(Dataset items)
———

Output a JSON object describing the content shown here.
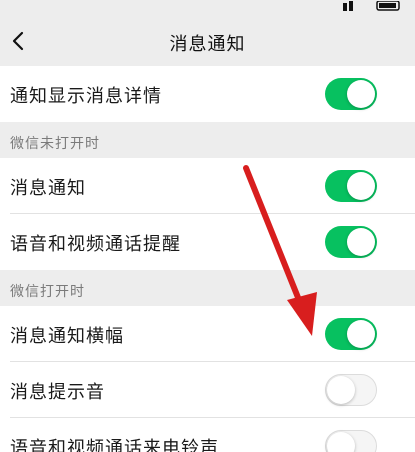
{
  "header": {
    "title": "消息通知",
    "back_icon": "chevron-left-icon"
  },
  "top_row": {
    "label": "通知显示消息详情",
    "enabled": true
  },
  "section_closed": {
    "label": "微信未打开时",
    "rows": [
      {
        "label": "消息通知",
        "enabled": true
      },
      {
        "label": "语音和视频通话提醒",
        "enabled": true
      }
    ]
  },
  "section_open": {
    "label": "微信打开时",
    "rows": [
      {
        "label": "消息通知横幅",
        "enabled": true
      },
      {
        "label": "消息提示音",
        "enabled": false
      },
      {
        "label": "语音和视频通话来电铃声",
        "enabled": false
      }
    ]
  },
  "colors": {
    "toggle_on": "#07c160",
    "toggle_off": "#f5f5f5",
    "background": "#ededed",
    "annotation_arrow": "#d81e1e"
  }
}
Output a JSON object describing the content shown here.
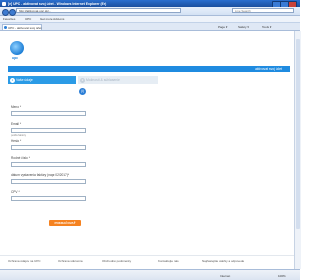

———

[Directions for this task] Write out all the records again, exactly, minus any pictures.

[Solution for this exercise]
Output a JSON object describing the content shown here.
{
  "header": {
    "title": "消息通知",
    "back_icon": "chevron-left-icon"
  },
  "top_row": {
    "label": "通知显示消息详情",
    "enabled": true
  },
  "section_closed": {
    "label": "微信未打开时",
    "rows": [
      {
        "label": "消息通知",
        "enabled": true
      },
      {
        "label": "语音和视频通话提醒",
        "enabled": true
      }
    ]
  },
  "section_open": {
    "label": "微信打开时",
    "rows": [
      {
        "label": "消息通知横幅",
        "enabled": true
      },
      {
        "label": "消息提示音",
        "enabled": false
      },
      {
        "label": "语音和视频通话来电铃声",
        "enabled": false
      }
    ]
  },
  "colors": {
    "toggle_on": "#07c160",
    "toggle_off": "#f5f5f5",
    "background": "#ededed",
    "annotation_arrow": "#d81e1e"
  }
}
Output a JSON object describing the content shown here.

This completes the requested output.